Written exercise: Copy out every line of the listing below without any change, omitting the pictures.

** BEGIN Data to process **

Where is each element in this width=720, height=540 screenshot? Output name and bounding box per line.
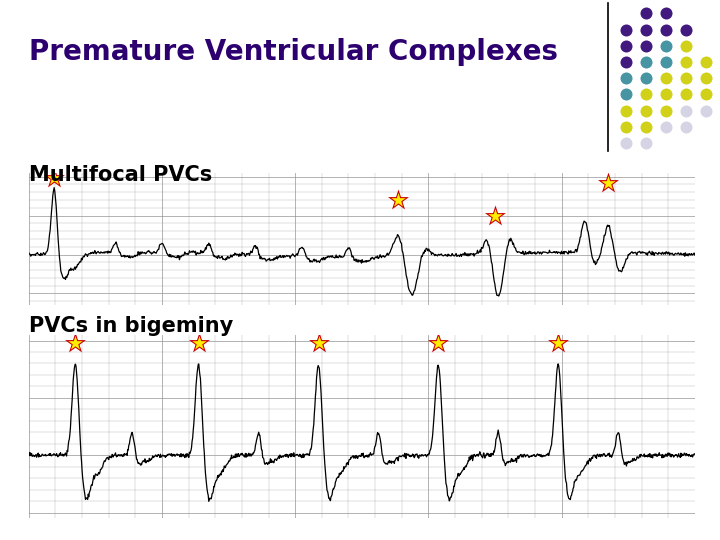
Point: [490, 211, 501, 220]
Point: [392, 195, 404, 204]
Point: [620, 123, 631, 131]
Point: [620, 74, 631, 83]
Point: [620, 25, 631, 34]
Point: [660, 106, 672, 115]
Point: [312, 339, 324, 348]
Point: [603, 179, 614, 187]
Point: [640, 25, 652, 34]
Point: [660, 74, 672, 83]
Point: [660, 25, 672, 34]
Point: [680, 90, 692, 99]
Point: [193, 339, 204, 348]
Point: [640, 9, 652, 18]
Point: [680, 58, 692, 66]
Point: [680, 74, 692, 83]
Point: [701, 106, 712, 115]
Point: [552, 339, 564, 348]
Point: [701, 58, 712, 66]
Point: [660, 42, 672, 50]
Point: [640, 90, 652, 99]
Point: [680, 25, 692, 34]
Point: [660, 9, 672, 18]
Text: Multifocal PVCs: Multifocal PVCs: [29, 165, 212, 185]
Point: [620, 90, 631, 99]
Point: [680, 106, 692, 115]
Point: [620, 58, 631, 66]
Point: [640, 74, 652, 83]
Point: [640, 123, 652, 131]
Point: [312, 339, 324, 348]
Point: [640, 42, 652, 50]
Point: [603, 179, 614, 187]
Point: [433, 339, 444, 348]
Point: [433, 339, 444, 348]
Point: [660, 123, 672, 131]
Point: [193, 339, 204, 348]
Point: [680, 123, 692, 131]
Point: [620, 106, 631, 115]
Point: [640, 106, 652, 115]
Point: [70, 339, 81, 348]
Point: [70, 339, 81, 348]
Point: [640, 58, 652, 66]
Point: [660, 58, 672, 66]
Point: [701, 90, 712, 99]
Point: [620, 139, 631, 147]
Point: [680, 42, 692, 50]
Point: [701, 74, 712, 83]
Point: [392, 195, 404, 204]
Text: PVCs in bigeminy: PVCs in bigeminy: [29, 316, 233, 336]
Point: [48, 174, 60, 183]
Point: [48, 174, 60, 183]
Text: Premature Ventricular Complexes: Premature Ventricular Complexes: [29, 38, 558, 66]
Point: [640, 139, 652, 147]
Point: [552, 339, 564, 348]
Point: [490, 211, 501, 220]
Point: [660, 90, 672, 99]
Point: [620, 42, 631, 50]
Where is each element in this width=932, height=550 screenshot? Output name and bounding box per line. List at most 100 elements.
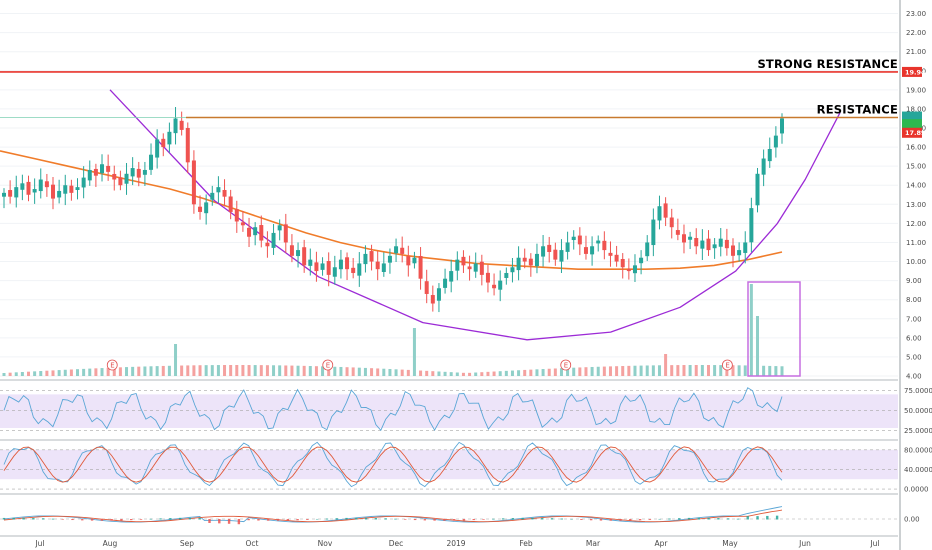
macd-histogram-bar	[550, 518, 554, 520]
volume-bar	[45, 370, 49, 376]
volume-bar	[615, 366, 619, 376]
volume-bars	[2, 284, 784, 376]
volume-bar	[657, 365, 661, 376]
macd-histogram-bar	[472, 519, 475, 521]
price-tags: 19.94 17.89	[902, 66, 926, 138]
earnings-label: E	[110, 362, 114, 370]
candle-body	[424, 281, 429, 294]
candle-body	[614, 254, 619, 262]
volume-bar	[376, 368, 380, 376]
macd-histogram-bar	[404, 519, 407, 520]
x-tick-label: Jul	[869, 539, 879, 548]
candle-body	[314, 262, 319, 272]
annotations: STRONG RESISTANCE RESISTANCE	[757, 57, 898, 117]
volume-bar	[8, 372, 12, 376]
x-tick-label: May	[722, 539, 738, 548]
candle-body	[149, 154, 154, 170]
macd-line	[3, 509, 783, 523]
macd-histogram-bar	[61, 519, 64, 520]
candle-body	[38, 179, 43, 192]
candle-body	[553, 249, 558, 260]
candle-body	[620, 259, 625, 268]
panel-tick-label: 40.0000	[904, 466, 932, 474]
volume-bar	[670, 365, 674, 376]
panel-band	[0, 394, 898, 428]
candle-body	[296, 250, 301, 257]
macd-histogram-bar	[130, 519, 133, 521]
volume-bar	[468, 372, 472, 376]
volume-bar	[510, 370, 514, 376]
price-tick-label: 23.00	[906, 10, 926, 18]
candle-body	[632, 265, 637, 274]
volume-bar	[137, 366, 141, 376]
macd-histogram-bar	[462, 519, 466, 521]
candle-body	[93, 168, 98, 176]
macd-histogram-bar	[2, 517, 6, 520]
volume-bar	[541, 369, 545, 376]
volume-bar	[204, 365, 208, 376]
volume-bar	[265, 365, 269, 376]
candle-body	[351, 267, 356, 273]
volume-bar	[608, 366, 612, 376]
annotation-strong-resistance: STRONG RESISTANCE	[757, 57, 898, 71]
candle-body	[577, 235, 582, 245]
candle-body	[253, 227, 258, 236]
candle-body	[210, 192, 215, 200]
price-tick-label: 21.00	[906, 48, 926, 56]
volume-bar	[216, 365, 220, 376]
candle-body	[271, 232, 276, 248]
price-tick-label: 15.00	[906, 163, 926, 171]
macd-histogram-bar	[364, 517, 368, 520]
price-tick-label: 22.00	[906, 29, 926, 37]
price-tick-label: 13.00	[906, 201, 926, 209]
candle-body	[755, 173, 760, 206]
candle-body	[32, 189, 37, 193]
volume-bar	[633, 365, 637, 376]
price-tick-label: 10.00	[906, 258, 926, 266]
candle-body	[69, 185, 74, 193]
volume-bar	[284, 365, 288, 376]
candle-body	[185, 127, 190, 163]
volume-bar	[14, 372, 18, 376]
candle-body	[749, 208, 754, 243]
volume-highlight-box	[747, 281, 801, 377]
candle-body	[277, 225, 282, 231]
candle-body	[302, 247, 307, 266]
macd-histogram-bar	[257, 519, 260, 521]
volume-bar	[33, 371, 37, 376]
candle-body	[394, 246, 399, 254]
macd-histogram-bar	[81, 519, 84, 521]
volume-bar	[388, 369, 392, 376]
volume-bar	[69, 369, 73, 376]
volume-bar	[51, 370, 55, 376]
candle-body	[51, 184, 56, 199]
panel-tick-label: 25.0000	[904, 427, 932, 435]
candle-body	[320, 263, 325, 270]
candle-body	[583, 247, 588, 254]
macd-histogram-bar	[237, 519, 241, 525]
candle-body	[283, 224, 288, 243]
macd-histogram-bar	[345, 517, 348, 520]
candle-body	[240, 222, 245, 226]
price-tag	[902, 66, 922, 77]
volume-bar	[327, 366, 331, 376]
candle-body	[75, 187, 80, 191]
macd-histogram-bar	[697, 517, 701, 520]
volume-bar	[419, 370, 423, 376]
price-tick-label: 12.00	[906, 220, 926, 228]
candle-body	[430, 295, 435, 304]
volume-bar	[272, 365, 276, 376]
candle-body	[400, 247, 405, 254]
earnings-icon	[106, 359, 118, 371]
volume-bar	[333, 366, 337, 376]
volume-bar	[161, 365, 165, 376]
volume-bar	[676, 365, 680, 376]
volume-bar	[725, 365, 729, 376]
macd-histogram-bar	[335, 518, 338, 520]
volume-bar	[143, 366, 147, 376]
macd-histogram-bar	[766, 515, 769, 520]
candle-body	[20, 183, 25, 190]
volume-bar	[621, 366, 625, 376]
candle-body	[767, 148, 772, 162]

** END Data to process **

Solution for this exercise:
Where is each element in this width=720, height=540 screenshot? Output name and bounding box per line.
Point: [490, 211, 501, 220]
Point: [392, 195, 404, 204]
Point: [620, 123, 631, 131]
Point: [620, 74, 631, 83]
Point: [620, 25, 631, 34]
Point: [660, 106, 672, 115]
Point: [312, 339, 324, 348]
Point: [603, 179, 614, 187]
Point: [640, 25, 652, 34]
Point: [660, 74, 672, 83]
Point: [660, 25, 672, 34]
Point: [680, 90, 692, 99]
Point: [193, 339, 204, 348]
Point: [640, 9, 652, 18]
Point: [680, 58, 692, 66]
Point: [680, 74, 692, 83]
Point: [701, 106, 712, 115]
Point: [552, 339, 564, 348]
Point: [701, 58, 712, 66]
Point: [660, 42, 672, 50]
Point: [640, 90, 652, 99]
Point: [680, 25, 692, 34]
Point: [660, 9, 672, 18]
Text: Multifocal PVCs: Multifocal PVCs: [29, 165, 212, 185]
Point: [620, 90, 631, 99]
Point: [680, 106, 692, 115]
Point: [620, 58, 631, 66]
Point: [640, 74, 652, 83]
Point: [640, 123, 652, 131]
Point: [312, 339, 324, 348]
Point: [640, 42, 652, 50]
Point: [603, 179, 614, 187]
Point: [433, 339, 444, 348]
Point: [433, 339, 444, 348]
Point: [660, 123, 672, 131]
Point: [193, 339, 204, 348]
Point: [680, 123, 692, 131]
Point: [620, 106, 631, 115]
Point: [640, 106, 652, 115]
Point: [70, 339, 81, 348]
Point: [70, 339, 81, 348]
Point: [640, 58, 652, 66]
Point: [660, 58, 672, 66]
Point: [701, 90, 712, 99]
Point: [620, 139, 631, 147]
Point: [680, 42, 692, 50]
Point: [701, 74, 712, 83]
Point: [392, 195, 404, 204]
Text: PVCs in bigeminy: PVCs in bigeminy: [29, 316, 233, 336]
Point: [48, 174, 60, 183]
Point: [48, 174, 60, 183]
Text: Premature Ventricular Complexes: Premature Ventricular Complexes: [29, 38, 558, 66]
Point: [640, 139, 652, 147]
Point: [552, 339, 564, 348]
Point: [490, 211, 501, 220]
Point: [660, 90, 672, 99]
Point: [620, 42, 631, 50]
Where is each element in this width=932, height=550 screenshot? Output name and bounding box per line. List at most 100 elements.
macd-histogram-bar	[550, 518, 554, 520]
volume-bar	[45, 370, 49, 376]
volume-bar	[615, 366, 619, 376]
volume-bars	[2, 284, 784, 376]
volume-bar	[657, 365, 661, 376]
macd-histogram-bar	[472, 519, 475, 521]
price-tags: 19.94 17.89	[902, 66, 926, 138]
earnings-label: E	[110, 362, 114, 370]
candle-body	[424, 281, 429, 294]
candle-body	[614, 254, 619, 262]
volume-bar	[376, 368, 380, 376]
macd-histogram-bar	[404, 519, 407, 520]
x-tick-label: Jul	[869, 539, 879, 548]
candle-body	[314, 262, 319, 272]
annotations: STRONG RESISTANCE RESISTANCE	[757, 57, 898, 117]
volume-bar	[8, 372, 12, 376]
x-tick-label: May	[722, 539, 738, 548]
candle-body	[149, 154, 154, 170]
macd-line	[3, 509, 783, 523]
macd-histogram-bar	[61, 519, 64, 520]
candle-body	[38, 179, 43, 192]
candle-body	[553, 249, 558, 260]
candle-body	[620, 259, 625, 268]
panel-tick-label: 40.0000	[904, 466, 932, 474]
volume-bar	[670, 365, 674, 376]
panel-band	[0, 394, 898, 428]
candle-body	[296, 250, 301, 257]
macd-histogram-bar	[130, 519, 133, 521]
volume-bar	[468, 372, 472, 376]
volume-bar	[510, 370, 514, 376]
price-tick-label: 23.00	[906, 10, 926, 18]
candle-body	[632, 265, 637, 274]
volume-bar	[137, 366, 141, 376]
macd-histogram-bar	[462, 519, 466, 521]
candle-body	[93, 168, 98, 176]
macd-histogram-bar	[2, 517, 6, 520]
volume-bar	[541, 369, 545, 376]
volume-bar	[204, 365, 208, 376]
volume-bar	[265, 365, 269, 376]
candle-body	[351, 267, 356, 273]
volume-bar	[608, 366, 612, 376]
annotation-strong-resistance: STRONG RESISTANCE	[757, 57, 898, 71]
candle-body	[577, 235, 582, 245]
candle-body	[253, 227, 258, 236]
candle-body	[210, 192, 215, 200]
price-tick-label: 21.00	[906, 48, 926, 56]
volume-bar	[216, 365, 220, 376]
candle-body	[271, 232, 276, 248]
price-tick-label: 15.00	[906, 163, 926, 171]
macd-histogram-bar	[364, 517, 368, 520]
price-tick-label: 22.00	[906, 29, 926, 37]
price-tick-label: 13.00	[906, 201, 926, 209]
candle-body	[755, 173, 760, 206]
candle-body	[32, 189, 37, 193]
volume-bar	[633, 365, 637, 376]
price-tick-label: 10.00	[906, 258, 926, 266]
candle-body	[69, 185, 74, 193]
volume-bar	[284, 365, 288, 376]
candle-body	[185, 127, 190, 163]
volume-bar	[14, 372, 18, 376]
candle-body	[749, 208, 754, 243]
volume-highlight-box	[747, 281, 801, 377]
candle-body	[277, 225, 282, 231]
candle-body	[302, 247, 307, 266]
macd-histogram-bar	[257, 519, 260, 521]
volume-bar	[33, 371, 37, 376]
candle-body	[394, 246, 399, 254]
macd-histogram-bar	[81, 519, 84, 521]
volume-bar	[388, 369, 392, 376]
volume-bar	[69, 369, 73, 376]
volume-bar	[51, 370, 55, 376]
candle-body	[51, 184, 56, 199]
panel-tick-label: 25.0000	[904, 427, 932, 435]
candle-body	[320, 263, 325, 270]
candle-body	[583, 247, 588, 254]
macd-histogram-bar	[237, 519, 241, 525]
candle-body	[283, 224, 288, 243]
macd-histogram-bar	[345, 517, 348, 520]
candle-body	[240, 222, 245, 226]
price-tag	[902, 66, 922, 77]
volume-bar	[327, 366, 331, 376]
candle-body	[75, 187, 80, 191]
macd-histogram-bar	[697, 517, 701, 520]
volume-bar	[419, 370, 423, 376]
price-tick-label: 12.00	[906, 220, 926, 228]
candle-body	[430, 295, 435, 304]
volume-bar	[272, 365, 276, 376]
candle-body	[400, 247, 405, 254]
earnings-icon	[106, 359, 118, 371]
volume-bar	[333, 366, 337, 376]
volume-bar	[161, 365, 165, 376]
volume-bar	[676, 365, 680, 376]
volume-bar	[725, 365, 729, 376]
macd-histogram-bar	[335, 518, 338, 520]
volume-bar	[143, 366, 147, 376]
macd-histogram-bar	[766, 515, 769, 520]
candle-body	[20, 183, 25, 190]
volume-bar	[621, 366, 625, 376]
candle-body	[767, 148, 772, 162]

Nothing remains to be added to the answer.